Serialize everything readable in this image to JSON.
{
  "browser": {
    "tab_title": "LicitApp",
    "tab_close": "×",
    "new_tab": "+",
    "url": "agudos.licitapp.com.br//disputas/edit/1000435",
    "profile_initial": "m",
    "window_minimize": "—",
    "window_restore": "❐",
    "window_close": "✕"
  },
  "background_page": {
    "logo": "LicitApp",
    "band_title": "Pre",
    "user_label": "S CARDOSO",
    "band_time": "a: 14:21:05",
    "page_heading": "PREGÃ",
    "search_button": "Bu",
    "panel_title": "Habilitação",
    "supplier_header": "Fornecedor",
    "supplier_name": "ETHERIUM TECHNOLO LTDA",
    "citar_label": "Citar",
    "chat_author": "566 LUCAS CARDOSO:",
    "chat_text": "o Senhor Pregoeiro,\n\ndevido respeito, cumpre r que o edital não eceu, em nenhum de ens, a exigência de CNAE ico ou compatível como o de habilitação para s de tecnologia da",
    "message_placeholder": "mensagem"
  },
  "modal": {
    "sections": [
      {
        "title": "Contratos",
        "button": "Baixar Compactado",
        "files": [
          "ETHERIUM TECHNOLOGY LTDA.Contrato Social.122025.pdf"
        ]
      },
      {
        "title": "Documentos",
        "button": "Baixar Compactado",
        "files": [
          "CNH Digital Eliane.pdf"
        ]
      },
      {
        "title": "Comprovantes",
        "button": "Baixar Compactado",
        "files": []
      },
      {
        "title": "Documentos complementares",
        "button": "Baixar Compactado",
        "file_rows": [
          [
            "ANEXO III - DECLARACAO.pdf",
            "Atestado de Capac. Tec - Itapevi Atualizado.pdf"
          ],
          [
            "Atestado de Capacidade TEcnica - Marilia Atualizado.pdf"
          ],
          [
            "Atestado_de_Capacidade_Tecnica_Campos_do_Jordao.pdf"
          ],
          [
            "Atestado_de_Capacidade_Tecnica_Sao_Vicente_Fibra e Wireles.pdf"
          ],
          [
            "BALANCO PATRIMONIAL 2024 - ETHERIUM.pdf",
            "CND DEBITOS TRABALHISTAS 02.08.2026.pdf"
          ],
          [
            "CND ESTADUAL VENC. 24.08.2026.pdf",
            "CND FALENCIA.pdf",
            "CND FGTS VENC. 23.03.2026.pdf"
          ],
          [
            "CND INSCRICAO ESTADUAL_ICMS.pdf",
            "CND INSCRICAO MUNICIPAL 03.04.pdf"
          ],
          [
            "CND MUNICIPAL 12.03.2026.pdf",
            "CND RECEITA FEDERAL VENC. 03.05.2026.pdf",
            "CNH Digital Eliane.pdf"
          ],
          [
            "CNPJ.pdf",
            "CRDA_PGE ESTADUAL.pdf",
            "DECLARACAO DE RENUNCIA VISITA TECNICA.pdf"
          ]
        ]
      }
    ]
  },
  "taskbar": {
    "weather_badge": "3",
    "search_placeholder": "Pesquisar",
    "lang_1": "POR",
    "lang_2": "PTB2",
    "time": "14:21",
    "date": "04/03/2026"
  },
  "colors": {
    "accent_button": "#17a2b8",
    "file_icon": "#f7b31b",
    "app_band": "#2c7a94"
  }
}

================================

— Direction —
Return the lines above exactly, keeping every word.

— Solution to this problem —
Serialize everything readable in this image to JSON.
{
  "browser": {
    "tab_title": "LicitApp",
    "tab_close": "×",
    "new_tab": "+",
    "url": "agudos.licitapp.com.br//disputas/edit/1000435",
    "profile_initial": "m",
    "window_minimize": "—",
    "window_restore": "❐",
    "window_close": "✕"
  },
  "background_page": {
    "logo": "LicitApp",
    "band_title": "Pre",
    "user_label": "S CARDOSO",
    "band_time": "a: 14:21:05",
    "page_heading": "PREGÃ",
    "search_button": "Bu",
    "panel_title": "Habilitação",
    "supplier_header": "Fornecedor",
    "supplier_name": "ETHERIUM TECHNOLO LTDA",
    "citar_label": "Citar",
    "chat_author": "566 LUCAS CARDOSO:",
    "chat_text": "o Senhor Pregoeiro,\n\ndevido respeito, cumpre r que o edital não eceu, em nenhum de ens, a exigência de CNAE ico ou compatível como o de habilitação para s de tecnologia da",
    "message_placeholder": "mensagem"
  },
  "modal": {
    "sections": [
      {
        "title": "Contratos",
        "button": "Baixar Compactado",
        "files": [
          "ETHERIUM TECHNOLOGY LTDA.Contrato Social.122025.pdf"
        ]
      },
      {
        "title": "Documentos",
        "button": "Baixar Compactado",
        "files": [
          "CNH Digital Eliane.pdf"
        ]
      },
      {
        "title": "Comprovantes",
        "button": "Baixar Compactado",
        "files": []
      },
      {
        "title": "Documentos complementares",
        "button": "Baixar Compactado",
        "file_rows": [
          [
            "ANEXO III - DECLARACAO.pdf",
            "Atestado de Capac. Tec - Itapevi Atualizado.pdf"
          ],
          [
            "Atestado de Capacidade TEcnica - Marilia Atualizado.pdf"
          ],
          [
            "Atestado_de_Capacidade_Tecnica_Campos_do_Jordao.pdf"
          ],
          [
            "Atestado_de_Capacidade_Tecnica_Sao_Vicente_Fibra e Wireles.pdf"
          ],
          [
            "BALANCO PATRIMONIAL 2024 - ETHERIUM.pdf",
            "CND DEBITOS TRABALHISTAS 02.08.2026.pdf"
          ],
          [
            "CND ESTADUAL VENC. 24.08.2026.pdf",
            "CND FALENCIA.pdf",
            "CND FGTS VENC. 23.03.2026.pdf"
          ],
          [
            "CND INSCRICAO ESTADUAL_ICMS.pdf",
            "CND INSCRICAO MUNICIPAL 03.04.pdf"
          ],
          [
            "CND MUNICIPAL 12.03.2026.pdf",
            "CND RECEITA FEDERAL VENC. 03.05.2026.pdf",
            "CNH Digital Eliane.pdf"
          ],
          [
            "CNPJ.pdf",
            "CRDA_PGE ESTADUAL.pdf",
            "DECLARACAO DE RENUNCIA VISITA TECNICA.pdf"
          ]
        ]
      }
    ]
  },
  "taskbar": {
    "weather_badge": "3",
    "search_placeholder": "Pesquisar",
    "lang_1": "POR",
    "lang_2": "PTB2",
    "time": "14:21",
    "date": "04/03/2026"
  },
  "colors": {
    "accent_button": "#17a2b8",
    "file_icon": "#f7b31b",
    "app_band": "#2c7a94"
  }
}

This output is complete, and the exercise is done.